▸ **WHAT YOU NEED TO DO**
Filter the entries below, keeping every line that has the word "basso".

Lines of data:
▼▼▼

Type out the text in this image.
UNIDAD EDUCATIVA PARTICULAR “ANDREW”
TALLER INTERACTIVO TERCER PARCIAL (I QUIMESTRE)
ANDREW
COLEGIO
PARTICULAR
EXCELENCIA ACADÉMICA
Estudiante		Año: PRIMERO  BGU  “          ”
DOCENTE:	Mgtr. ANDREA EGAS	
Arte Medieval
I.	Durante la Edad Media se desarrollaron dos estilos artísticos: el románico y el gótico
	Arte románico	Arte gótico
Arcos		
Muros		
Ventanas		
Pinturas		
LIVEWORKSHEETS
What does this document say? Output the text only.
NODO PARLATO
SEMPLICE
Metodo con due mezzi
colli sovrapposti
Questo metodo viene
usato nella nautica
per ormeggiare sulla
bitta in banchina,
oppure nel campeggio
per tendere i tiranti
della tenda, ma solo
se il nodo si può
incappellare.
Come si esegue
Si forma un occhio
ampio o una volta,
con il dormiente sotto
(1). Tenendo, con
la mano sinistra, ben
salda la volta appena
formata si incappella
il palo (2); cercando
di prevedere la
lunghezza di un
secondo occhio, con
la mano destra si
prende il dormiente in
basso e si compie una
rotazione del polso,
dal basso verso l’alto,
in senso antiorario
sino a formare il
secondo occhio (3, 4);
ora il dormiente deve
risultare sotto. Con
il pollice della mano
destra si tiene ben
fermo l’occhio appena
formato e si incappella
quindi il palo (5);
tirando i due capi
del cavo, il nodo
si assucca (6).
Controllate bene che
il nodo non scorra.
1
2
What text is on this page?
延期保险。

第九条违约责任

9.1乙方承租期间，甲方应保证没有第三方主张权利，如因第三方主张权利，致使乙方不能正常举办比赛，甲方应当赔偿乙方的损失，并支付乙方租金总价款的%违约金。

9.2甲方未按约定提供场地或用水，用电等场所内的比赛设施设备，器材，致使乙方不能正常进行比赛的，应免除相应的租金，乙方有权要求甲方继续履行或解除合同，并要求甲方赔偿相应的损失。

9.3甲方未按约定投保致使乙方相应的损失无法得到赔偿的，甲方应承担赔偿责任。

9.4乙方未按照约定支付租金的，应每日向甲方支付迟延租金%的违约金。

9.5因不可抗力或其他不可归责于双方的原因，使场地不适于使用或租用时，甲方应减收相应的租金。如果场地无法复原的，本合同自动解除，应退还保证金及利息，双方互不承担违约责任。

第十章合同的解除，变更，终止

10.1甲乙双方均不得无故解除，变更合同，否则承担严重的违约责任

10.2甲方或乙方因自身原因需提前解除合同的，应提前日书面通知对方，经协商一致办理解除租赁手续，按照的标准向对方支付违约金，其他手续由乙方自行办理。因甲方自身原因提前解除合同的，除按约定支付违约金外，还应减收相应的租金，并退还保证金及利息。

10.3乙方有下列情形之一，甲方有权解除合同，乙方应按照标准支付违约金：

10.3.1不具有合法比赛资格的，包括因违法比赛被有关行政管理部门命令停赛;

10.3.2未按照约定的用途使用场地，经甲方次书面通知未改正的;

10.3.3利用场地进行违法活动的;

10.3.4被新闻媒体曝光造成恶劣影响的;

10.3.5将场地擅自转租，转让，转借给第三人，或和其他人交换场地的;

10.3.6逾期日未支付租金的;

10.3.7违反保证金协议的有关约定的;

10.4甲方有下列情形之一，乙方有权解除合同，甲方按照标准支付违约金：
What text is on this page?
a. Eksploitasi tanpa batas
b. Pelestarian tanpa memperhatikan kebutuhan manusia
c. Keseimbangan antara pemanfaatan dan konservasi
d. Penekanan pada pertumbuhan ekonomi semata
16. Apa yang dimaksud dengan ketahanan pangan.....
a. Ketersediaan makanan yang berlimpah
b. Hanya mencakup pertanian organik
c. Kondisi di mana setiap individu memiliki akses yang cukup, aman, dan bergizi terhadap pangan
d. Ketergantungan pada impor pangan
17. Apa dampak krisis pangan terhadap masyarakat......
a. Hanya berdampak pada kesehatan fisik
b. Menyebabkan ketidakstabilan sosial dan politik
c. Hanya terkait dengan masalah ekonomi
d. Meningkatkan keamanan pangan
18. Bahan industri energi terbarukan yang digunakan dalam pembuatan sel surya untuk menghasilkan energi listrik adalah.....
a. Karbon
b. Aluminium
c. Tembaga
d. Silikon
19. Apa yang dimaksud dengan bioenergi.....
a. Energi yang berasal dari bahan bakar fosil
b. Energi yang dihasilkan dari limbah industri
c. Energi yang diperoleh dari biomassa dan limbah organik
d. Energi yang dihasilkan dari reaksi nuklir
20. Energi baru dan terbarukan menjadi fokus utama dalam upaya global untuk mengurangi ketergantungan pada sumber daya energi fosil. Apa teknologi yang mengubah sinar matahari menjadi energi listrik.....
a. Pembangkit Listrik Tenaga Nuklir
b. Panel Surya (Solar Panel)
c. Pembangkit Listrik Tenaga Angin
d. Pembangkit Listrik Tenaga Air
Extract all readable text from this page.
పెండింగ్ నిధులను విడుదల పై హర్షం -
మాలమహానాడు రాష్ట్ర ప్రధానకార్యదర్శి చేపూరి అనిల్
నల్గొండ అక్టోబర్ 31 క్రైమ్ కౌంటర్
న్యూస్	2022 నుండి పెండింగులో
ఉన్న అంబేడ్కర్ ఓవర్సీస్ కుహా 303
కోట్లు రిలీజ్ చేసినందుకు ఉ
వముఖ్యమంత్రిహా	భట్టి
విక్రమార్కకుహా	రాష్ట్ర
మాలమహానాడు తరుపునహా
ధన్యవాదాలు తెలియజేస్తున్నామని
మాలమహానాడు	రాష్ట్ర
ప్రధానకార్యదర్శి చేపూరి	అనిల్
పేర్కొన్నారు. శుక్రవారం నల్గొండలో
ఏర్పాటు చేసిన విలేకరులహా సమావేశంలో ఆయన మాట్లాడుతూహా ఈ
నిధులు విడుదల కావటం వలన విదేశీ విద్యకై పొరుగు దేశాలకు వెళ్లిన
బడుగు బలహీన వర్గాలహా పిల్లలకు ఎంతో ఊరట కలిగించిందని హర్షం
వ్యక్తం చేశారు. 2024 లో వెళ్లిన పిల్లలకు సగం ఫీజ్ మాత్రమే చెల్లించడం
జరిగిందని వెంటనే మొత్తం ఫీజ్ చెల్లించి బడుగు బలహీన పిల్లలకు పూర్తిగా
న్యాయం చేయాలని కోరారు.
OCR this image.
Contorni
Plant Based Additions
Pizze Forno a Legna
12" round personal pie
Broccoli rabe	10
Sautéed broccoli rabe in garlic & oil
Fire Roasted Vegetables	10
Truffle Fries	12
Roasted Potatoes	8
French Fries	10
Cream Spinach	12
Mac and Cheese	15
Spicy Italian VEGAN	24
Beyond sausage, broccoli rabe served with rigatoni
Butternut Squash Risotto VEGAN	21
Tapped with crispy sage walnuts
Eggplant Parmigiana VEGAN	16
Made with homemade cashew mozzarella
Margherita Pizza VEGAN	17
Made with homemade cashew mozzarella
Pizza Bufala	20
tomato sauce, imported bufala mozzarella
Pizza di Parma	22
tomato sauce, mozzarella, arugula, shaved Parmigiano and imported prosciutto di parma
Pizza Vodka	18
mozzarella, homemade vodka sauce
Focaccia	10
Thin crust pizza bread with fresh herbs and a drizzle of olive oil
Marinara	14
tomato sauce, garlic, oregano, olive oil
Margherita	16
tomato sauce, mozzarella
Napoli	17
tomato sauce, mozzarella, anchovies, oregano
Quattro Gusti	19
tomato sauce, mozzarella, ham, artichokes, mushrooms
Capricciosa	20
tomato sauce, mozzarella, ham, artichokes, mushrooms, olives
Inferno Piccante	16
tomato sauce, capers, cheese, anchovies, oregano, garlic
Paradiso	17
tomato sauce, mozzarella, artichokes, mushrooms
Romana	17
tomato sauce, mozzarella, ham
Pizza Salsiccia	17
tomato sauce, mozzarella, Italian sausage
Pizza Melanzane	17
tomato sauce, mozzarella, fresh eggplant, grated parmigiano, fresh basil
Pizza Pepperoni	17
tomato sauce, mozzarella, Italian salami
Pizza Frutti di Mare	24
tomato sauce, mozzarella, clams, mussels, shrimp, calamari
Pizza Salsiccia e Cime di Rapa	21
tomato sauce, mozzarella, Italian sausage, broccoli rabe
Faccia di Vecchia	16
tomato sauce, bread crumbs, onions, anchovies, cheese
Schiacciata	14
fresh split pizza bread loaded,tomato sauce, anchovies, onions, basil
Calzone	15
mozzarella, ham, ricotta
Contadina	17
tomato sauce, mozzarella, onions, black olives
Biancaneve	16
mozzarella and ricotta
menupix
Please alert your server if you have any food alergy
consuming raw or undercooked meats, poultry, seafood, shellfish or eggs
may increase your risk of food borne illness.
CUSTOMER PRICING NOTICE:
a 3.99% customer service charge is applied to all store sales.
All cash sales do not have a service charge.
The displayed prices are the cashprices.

▲▲▲

▸ **SOLUTION TO THIS TASK**
basso e si compie una
dal basso verso l’alto,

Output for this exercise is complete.